## [Dataset items]
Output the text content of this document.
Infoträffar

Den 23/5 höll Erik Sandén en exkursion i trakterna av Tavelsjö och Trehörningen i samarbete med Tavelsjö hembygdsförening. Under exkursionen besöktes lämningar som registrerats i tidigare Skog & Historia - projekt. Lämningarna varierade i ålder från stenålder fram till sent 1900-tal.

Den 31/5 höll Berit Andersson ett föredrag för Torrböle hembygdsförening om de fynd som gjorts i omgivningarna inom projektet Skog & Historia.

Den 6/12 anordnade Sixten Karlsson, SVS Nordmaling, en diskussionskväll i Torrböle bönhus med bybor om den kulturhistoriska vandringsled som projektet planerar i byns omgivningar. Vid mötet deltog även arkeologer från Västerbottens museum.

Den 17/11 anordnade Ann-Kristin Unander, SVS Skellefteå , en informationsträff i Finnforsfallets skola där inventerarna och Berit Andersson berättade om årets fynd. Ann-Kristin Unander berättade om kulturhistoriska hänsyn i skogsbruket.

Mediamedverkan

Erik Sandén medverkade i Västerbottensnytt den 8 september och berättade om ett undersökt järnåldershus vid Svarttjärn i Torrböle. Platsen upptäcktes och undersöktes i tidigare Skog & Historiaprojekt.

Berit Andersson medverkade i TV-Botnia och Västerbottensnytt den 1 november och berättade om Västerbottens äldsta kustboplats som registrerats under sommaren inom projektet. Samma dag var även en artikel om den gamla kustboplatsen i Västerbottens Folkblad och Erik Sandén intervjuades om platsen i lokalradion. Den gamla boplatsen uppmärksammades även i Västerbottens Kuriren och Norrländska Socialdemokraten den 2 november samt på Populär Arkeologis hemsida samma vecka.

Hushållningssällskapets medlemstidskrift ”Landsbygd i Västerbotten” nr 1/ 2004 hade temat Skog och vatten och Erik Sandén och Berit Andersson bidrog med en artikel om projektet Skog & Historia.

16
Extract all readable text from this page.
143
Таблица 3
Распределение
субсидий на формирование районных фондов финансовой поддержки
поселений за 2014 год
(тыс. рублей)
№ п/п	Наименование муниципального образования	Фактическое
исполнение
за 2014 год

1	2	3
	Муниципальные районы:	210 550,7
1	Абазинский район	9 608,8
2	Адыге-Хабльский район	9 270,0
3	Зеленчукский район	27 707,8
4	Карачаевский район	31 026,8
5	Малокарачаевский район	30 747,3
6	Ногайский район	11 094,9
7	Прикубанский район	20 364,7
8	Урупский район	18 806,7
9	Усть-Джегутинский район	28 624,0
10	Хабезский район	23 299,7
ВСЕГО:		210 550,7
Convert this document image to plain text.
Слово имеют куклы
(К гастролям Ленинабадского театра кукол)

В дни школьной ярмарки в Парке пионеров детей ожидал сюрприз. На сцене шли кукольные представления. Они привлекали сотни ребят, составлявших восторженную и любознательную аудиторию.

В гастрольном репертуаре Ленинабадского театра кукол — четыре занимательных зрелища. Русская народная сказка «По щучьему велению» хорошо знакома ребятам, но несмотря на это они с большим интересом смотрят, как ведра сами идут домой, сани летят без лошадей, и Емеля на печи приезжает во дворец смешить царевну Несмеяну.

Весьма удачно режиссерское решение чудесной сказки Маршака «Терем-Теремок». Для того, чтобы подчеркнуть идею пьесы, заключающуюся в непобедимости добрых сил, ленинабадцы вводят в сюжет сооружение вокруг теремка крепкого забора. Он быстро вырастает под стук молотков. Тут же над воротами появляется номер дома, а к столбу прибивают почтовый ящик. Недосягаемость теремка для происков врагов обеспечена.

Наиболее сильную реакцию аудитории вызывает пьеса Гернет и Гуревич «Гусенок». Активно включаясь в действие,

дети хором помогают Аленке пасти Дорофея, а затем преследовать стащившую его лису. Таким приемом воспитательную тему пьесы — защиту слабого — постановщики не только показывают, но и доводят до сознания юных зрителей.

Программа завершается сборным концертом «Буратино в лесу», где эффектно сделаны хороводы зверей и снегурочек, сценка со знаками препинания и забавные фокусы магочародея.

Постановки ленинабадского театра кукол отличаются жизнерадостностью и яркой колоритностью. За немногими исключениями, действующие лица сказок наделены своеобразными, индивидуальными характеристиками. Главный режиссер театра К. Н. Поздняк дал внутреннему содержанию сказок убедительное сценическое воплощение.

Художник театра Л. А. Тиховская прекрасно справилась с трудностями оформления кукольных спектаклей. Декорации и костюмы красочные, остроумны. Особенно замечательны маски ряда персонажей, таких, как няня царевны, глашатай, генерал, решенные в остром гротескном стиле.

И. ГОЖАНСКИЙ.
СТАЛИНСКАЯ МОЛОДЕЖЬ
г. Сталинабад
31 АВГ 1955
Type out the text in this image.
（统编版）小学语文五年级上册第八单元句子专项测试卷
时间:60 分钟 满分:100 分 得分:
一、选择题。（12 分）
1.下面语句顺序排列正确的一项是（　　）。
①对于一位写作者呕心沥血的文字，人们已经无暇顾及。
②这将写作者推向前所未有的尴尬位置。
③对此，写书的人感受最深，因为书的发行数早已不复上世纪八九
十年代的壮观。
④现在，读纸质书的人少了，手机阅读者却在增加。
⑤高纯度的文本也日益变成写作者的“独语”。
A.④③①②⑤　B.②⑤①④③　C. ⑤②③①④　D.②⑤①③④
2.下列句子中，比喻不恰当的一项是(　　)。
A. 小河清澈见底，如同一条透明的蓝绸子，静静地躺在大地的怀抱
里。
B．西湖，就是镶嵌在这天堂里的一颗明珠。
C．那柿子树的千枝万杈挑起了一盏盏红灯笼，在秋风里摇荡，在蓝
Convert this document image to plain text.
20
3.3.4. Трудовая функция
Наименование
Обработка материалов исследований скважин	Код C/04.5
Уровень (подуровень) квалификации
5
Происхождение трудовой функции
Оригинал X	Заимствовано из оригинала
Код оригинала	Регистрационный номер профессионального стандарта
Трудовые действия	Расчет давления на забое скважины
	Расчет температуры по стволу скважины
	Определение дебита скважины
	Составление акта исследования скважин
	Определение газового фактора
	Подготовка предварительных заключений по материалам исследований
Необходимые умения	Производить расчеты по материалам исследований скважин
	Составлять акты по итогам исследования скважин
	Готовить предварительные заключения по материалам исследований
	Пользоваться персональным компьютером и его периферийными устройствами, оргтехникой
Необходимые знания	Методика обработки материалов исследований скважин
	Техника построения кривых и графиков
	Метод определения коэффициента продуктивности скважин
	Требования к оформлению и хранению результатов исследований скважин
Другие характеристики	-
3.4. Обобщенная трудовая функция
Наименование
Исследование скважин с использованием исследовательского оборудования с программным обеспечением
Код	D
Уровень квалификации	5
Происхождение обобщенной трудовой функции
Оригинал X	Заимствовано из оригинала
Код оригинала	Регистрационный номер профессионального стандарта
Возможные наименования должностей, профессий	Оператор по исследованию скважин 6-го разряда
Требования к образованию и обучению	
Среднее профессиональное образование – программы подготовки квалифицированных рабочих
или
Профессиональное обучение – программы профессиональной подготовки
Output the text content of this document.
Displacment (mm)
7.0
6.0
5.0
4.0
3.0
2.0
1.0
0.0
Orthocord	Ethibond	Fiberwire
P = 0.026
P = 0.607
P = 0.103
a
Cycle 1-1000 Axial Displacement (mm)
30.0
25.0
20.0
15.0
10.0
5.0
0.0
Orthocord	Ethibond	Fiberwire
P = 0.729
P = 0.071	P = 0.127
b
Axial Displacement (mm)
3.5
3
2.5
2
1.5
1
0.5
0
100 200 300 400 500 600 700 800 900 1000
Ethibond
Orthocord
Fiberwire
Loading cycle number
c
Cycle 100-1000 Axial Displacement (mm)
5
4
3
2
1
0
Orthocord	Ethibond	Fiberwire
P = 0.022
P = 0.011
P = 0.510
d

## [Work to be completed]
Copy out each line of the data containing the string "квалификации".

## [Response to the exercise]
Уровень (подуровень) квалификации
Уровень квалификации	5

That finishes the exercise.